** DATASET RECORDS **
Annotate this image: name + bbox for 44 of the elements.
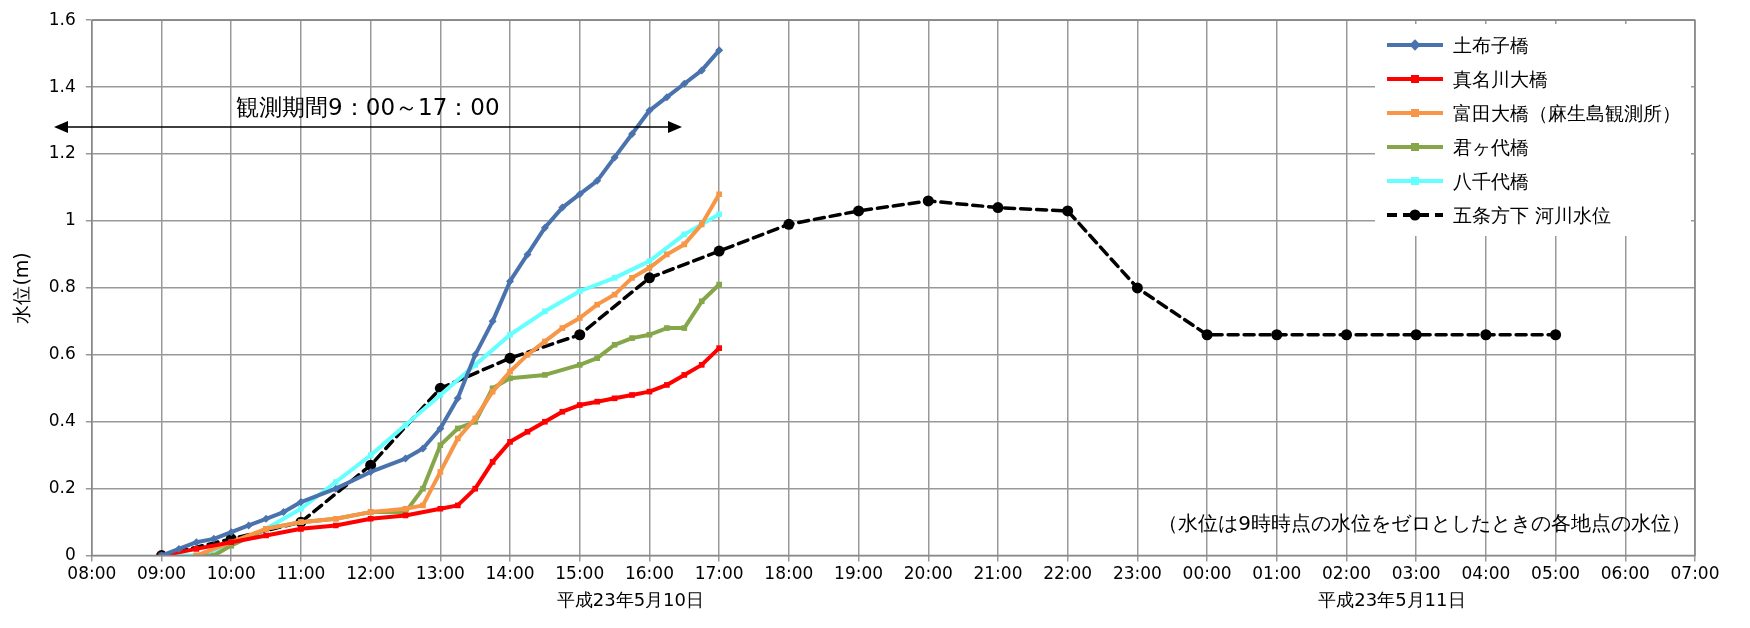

--

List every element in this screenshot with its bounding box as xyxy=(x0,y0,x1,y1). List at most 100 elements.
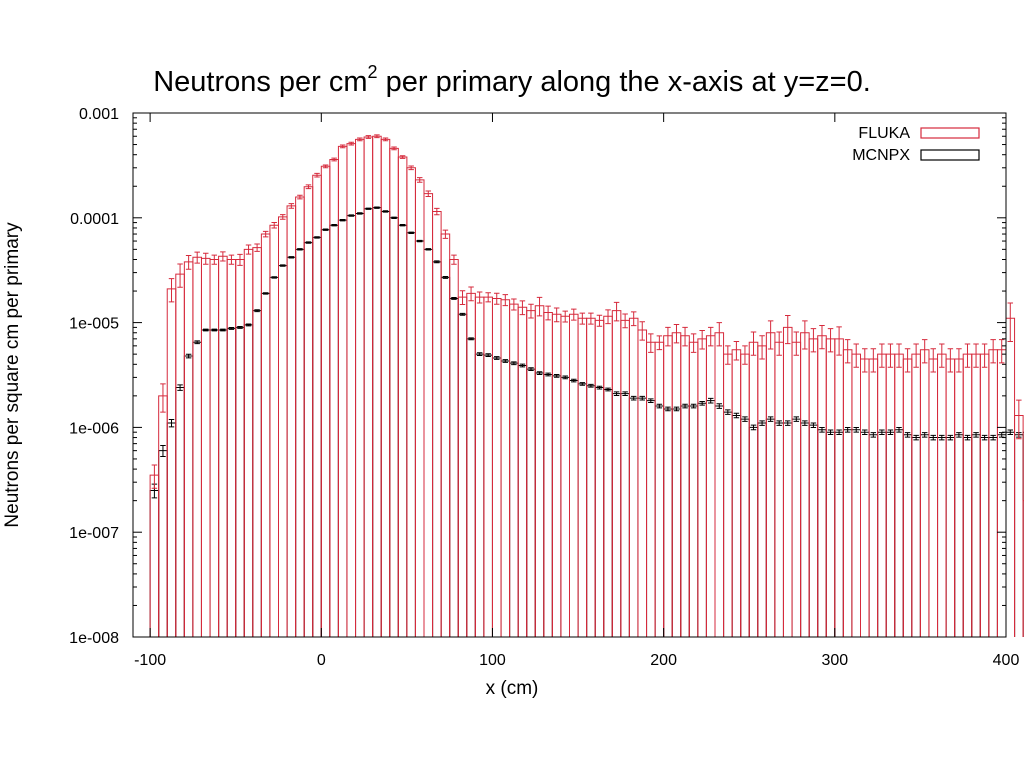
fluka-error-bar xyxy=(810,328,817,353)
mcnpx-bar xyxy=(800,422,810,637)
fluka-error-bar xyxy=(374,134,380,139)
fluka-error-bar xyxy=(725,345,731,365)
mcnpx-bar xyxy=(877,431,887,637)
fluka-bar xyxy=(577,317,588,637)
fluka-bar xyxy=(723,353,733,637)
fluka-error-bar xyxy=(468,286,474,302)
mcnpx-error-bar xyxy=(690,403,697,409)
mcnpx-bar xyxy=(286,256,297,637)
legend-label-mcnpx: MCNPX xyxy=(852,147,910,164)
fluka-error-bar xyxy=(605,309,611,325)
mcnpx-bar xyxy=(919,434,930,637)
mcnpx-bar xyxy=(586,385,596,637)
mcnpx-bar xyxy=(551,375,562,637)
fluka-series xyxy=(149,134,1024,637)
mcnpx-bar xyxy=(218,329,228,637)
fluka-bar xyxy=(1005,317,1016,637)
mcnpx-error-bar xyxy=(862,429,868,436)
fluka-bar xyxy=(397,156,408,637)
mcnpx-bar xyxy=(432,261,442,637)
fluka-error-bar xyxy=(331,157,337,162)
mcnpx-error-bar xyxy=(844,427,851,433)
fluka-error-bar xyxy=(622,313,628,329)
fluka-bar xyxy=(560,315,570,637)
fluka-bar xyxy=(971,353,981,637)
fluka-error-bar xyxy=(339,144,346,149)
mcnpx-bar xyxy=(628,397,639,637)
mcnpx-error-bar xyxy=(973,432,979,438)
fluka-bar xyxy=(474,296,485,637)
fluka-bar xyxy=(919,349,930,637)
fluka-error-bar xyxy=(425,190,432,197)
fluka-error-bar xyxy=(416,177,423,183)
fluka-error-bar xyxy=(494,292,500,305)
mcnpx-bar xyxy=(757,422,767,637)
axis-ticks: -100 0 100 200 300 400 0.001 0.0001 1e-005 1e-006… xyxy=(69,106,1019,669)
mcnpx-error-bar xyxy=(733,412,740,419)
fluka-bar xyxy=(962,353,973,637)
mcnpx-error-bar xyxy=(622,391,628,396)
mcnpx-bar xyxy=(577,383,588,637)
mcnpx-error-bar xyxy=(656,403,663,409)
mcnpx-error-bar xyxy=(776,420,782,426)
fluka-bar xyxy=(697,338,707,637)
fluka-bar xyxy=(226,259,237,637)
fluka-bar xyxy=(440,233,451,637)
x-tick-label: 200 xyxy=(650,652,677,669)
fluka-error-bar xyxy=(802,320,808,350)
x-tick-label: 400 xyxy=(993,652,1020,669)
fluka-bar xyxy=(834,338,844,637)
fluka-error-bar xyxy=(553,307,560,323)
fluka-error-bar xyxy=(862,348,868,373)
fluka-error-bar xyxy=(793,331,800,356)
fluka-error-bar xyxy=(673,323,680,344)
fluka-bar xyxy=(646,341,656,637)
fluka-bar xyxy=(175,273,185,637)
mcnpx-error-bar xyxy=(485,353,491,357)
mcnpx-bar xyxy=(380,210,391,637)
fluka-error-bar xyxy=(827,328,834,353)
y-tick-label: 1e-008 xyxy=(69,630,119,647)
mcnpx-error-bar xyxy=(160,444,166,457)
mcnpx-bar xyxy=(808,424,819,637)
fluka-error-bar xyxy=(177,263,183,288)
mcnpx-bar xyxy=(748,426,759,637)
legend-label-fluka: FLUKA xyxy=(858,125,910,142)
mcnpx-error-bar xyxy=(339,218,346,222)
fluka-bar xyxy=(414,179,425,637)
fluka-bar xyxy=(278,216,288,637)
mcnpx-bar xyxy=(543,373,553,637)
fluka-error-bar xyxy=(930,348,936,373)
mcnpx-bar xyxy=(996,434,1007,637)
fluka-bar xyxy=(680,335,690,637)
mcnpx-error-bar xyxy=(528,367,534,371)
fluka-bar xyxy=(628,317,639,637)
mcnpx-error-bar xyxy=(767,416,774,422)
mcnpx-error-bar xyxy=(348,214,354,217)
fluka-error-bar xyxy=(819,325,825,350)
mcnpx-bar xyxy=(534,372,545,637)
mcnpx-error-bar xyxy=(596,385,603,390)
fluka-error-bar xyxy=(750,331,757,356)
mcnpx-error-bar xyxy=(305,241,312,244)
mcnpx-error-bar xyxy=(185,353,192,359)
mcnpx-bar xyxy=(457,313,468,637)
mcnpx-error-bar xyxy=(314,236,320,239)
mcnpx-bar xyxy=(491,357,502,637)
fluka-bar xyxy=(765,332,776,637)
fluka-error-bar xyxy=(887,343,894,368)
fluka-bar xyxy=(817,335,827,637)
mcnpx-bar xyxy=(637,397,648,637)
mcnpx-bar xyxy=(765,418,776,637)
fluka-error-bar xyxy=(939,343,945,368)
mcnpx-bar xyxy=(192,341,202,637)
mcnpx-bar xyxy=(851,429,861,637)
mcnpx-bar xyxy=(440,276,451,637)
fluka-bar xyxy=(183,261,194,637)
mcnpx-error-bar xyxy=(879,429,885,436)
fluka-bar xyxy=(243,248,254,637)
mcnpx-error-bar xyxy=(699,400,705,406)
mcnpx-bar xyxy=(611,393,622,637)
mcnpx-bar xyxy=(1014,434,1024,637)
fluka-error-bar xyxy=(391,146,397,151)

** EXERCISE TASK **
Format the stretch of lines above, from the one containing "List every element" through the one containing "mcnpx-bar xyxy=(877,431,887,637)", as a numbered list with blank lines omitted and the pictures left out.

** TASK RESULT **
1. List every element in this screenshot with its bounding box as xyxy=(x0,y0,x1,y1). List at most 100 elements.
2. fluka-error-bar xyxy=(810,328,817,353)
3. mcnpx-bar xyxy=(800,422,810,637)
4. fluka-error-bar xyxy=(374,134,380,139)
5. fluka-error-bar xyxy=(725,345,731,365)
6. mcnpx-bar xyxy=(877,431,887,637)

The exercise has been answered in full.